Directions:
Extract every line of the data below that contains the string "circle". Case counts.

Data in this exercise:
=======
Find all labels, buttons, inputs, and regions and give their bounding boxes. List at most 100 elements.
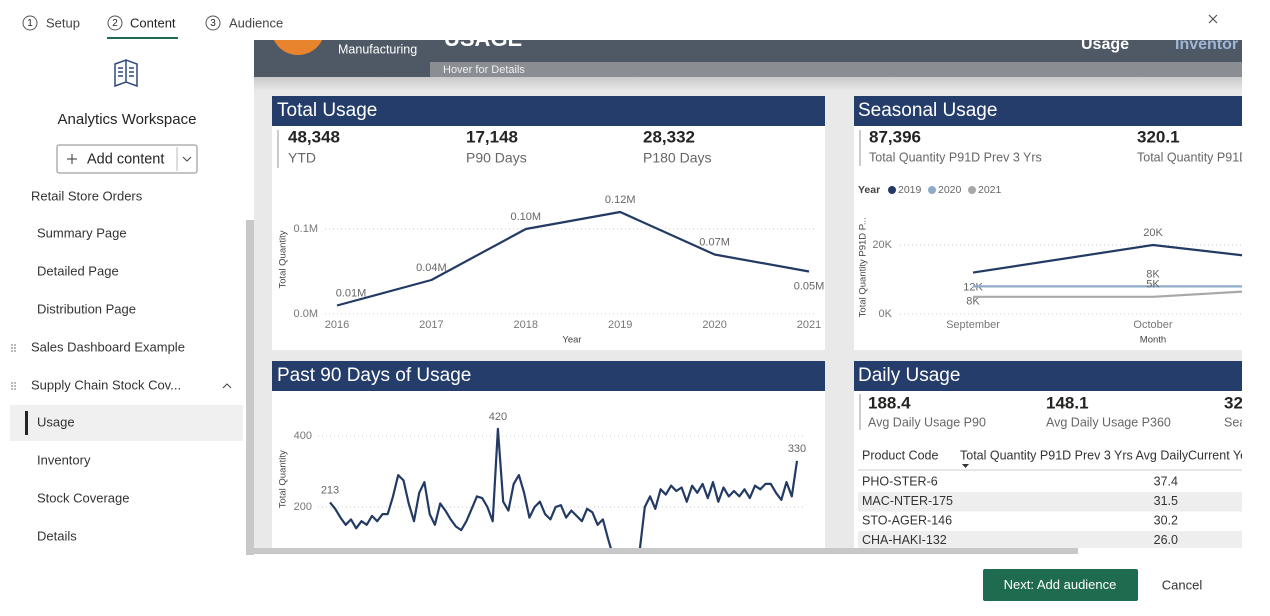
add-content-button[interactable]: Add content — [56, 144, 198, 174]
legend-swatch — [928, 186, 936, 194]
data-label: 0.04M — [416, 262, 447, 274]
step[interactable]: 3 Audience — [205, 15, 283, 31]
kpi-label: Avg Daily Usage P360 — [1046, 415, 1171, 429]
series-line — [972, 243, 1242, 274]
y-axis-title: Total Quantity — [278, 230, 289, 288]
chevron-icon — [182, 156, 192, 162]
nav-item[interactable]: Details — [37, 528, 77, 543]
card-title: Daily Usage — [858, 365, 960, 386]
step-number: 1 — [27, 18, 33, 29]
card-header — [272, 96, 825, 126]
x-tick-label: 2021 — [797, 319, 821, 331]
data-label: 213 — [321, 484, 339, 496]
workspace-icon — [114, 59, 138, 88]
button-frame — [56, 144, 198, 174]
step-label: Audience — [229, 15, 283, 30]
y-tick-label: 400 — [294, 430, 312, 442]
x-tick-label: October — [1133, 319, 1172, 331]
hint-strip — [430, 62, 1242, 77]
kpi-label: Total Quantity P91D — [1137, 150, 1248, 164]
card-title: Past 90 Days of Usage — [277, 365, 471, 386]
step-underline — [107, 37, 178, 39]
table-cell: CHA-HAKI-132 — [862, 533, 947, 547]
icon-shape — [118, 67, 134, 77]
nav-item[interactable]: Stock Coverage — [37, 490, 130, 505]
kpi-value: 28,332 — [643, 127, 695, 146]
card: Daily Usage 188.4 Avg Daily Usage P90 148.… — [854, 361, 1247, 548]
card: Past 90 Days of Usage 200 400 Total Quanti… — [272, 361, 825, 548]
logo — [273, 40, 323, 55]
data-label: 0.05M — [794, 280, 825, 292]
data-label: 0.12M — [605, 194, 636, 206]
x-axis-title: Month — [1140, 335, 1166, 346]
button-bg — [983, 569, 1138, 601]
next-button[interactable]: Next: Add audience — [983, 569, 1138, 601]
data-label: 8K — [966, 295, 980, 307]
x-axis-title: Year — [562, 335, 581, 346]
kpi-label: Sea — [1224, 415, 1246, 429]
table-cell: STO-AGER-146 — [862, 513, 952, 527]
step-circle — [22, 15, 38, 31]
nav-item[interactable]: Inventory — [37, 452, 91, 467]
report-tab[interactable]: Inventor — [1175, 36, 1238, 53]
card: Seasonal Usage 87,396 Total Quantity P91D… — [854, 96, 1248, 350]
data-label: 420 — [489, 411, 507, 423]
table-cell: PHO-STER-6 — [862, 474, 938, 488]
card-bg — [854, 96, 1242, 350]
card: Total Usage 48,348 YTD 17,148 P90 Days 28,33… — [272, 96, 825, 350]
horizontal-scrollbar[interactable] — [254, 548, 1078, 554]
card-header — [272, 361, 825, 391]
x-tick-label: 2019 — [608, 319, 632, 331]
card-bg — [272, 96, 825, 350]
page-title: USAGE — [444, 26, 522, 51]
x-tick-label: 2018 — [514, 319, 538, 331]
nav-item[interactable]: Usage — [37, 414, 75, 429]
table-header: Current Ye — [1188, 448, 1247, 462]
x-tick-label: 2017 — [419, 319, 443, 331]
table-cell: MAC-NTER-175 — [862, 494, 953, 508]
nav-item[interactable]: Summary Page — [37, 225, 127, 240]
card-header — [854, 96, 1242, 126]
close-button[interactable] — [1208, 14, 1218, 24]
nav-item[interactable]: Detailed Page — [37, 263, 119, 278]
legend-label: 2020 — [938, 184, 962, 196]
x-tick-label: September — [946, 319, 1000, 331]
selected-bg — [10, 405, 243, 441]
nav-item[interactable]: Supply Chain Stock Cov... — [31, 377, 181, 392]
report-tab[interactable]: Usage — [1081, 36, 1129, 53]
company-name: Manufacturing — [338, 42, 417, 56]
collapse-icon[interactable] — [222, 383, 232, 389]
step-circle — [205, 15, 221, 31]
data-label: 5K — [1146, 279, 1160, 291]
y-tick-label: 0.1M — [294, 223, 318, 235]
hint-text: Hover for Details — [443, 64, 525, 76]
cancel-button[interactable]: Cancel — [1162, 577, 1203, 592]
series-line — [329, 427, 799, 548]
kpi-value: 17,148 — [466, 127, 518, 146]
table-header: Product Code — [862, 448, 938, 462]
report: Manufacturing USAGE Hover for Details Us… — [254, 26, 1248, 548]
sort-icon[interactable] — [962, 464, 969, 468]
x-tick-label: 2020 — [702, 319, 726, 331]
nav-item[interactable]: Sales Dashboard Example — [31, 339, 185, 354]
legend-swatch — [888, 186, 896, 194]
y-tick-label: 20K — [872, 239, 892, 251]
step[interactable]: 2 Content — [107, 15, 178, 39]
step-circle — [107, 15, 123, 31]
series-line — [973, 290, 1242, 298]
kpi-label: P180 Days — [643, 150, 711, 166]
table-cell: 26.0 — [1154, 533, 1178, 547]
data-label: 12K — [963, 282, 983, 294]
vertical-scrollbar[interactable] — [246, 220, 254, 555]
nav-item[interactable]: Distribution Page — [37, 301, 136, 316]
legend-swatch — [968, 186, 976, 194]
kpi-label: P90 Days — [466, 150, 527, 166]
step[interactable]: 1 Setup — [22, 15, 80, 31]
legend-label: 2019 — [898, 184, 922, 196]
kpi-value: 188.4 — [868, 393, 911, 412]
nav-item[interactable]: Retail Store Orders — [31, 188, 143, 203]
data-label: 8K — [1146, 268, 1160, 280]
=======
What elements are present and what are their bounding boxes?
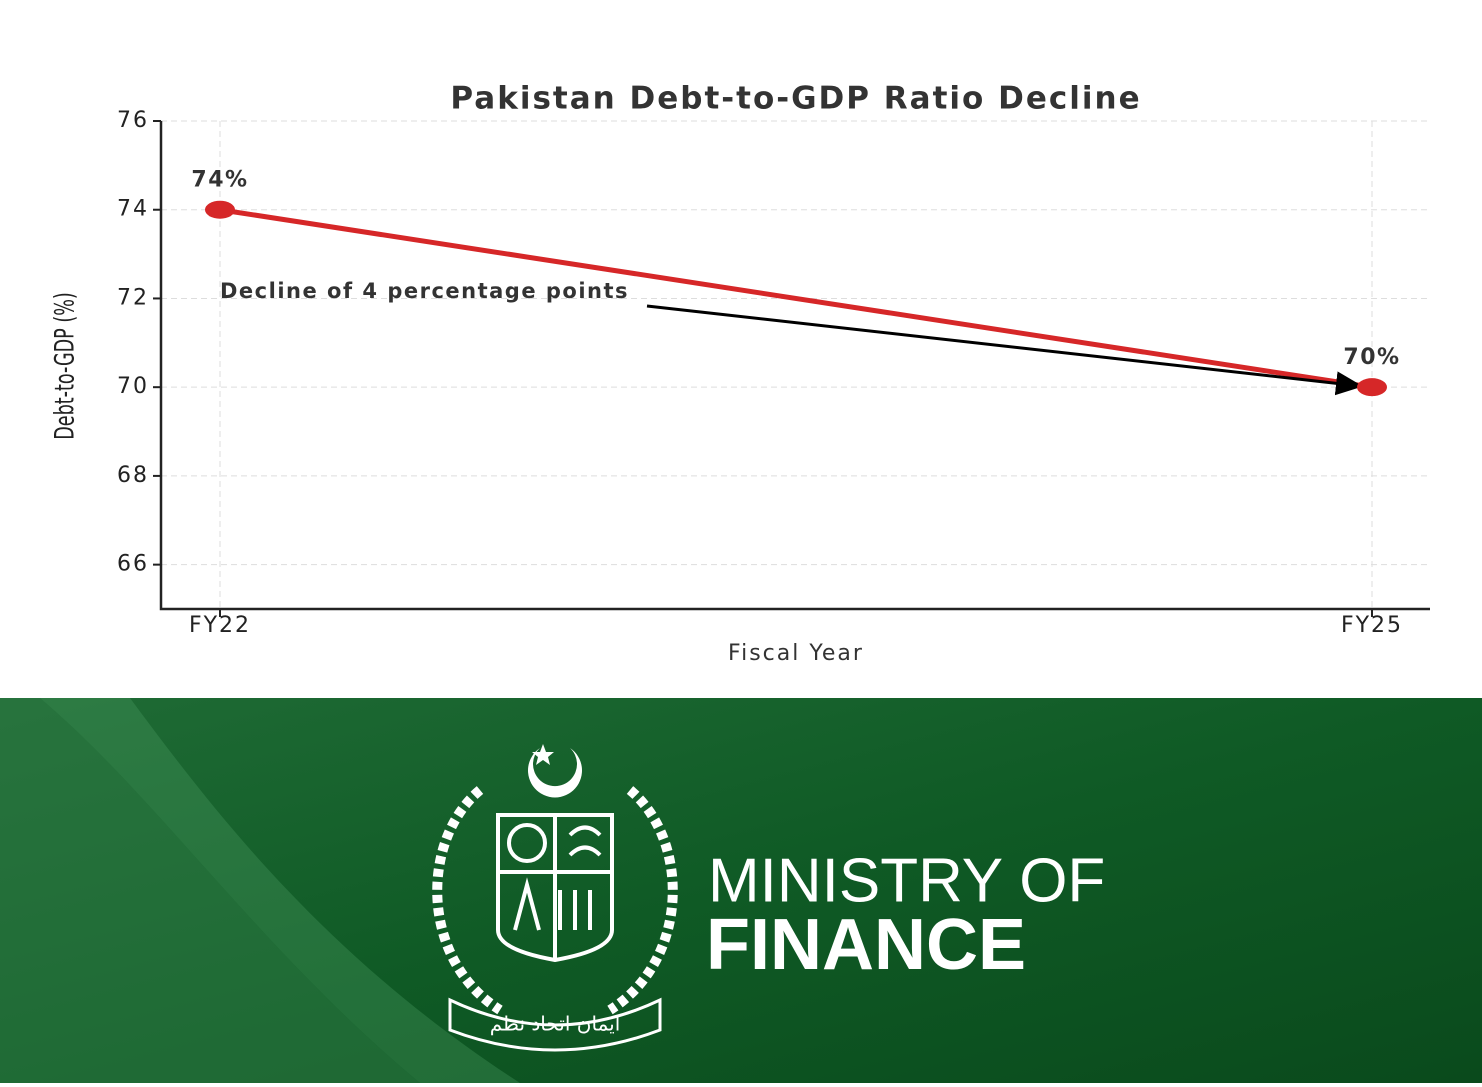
=======
Result below:
step-circle — [22, 15, 38, 31]
step-circle — [205, 15, 221, 31]
step-circle — [107, 15, 123, 31]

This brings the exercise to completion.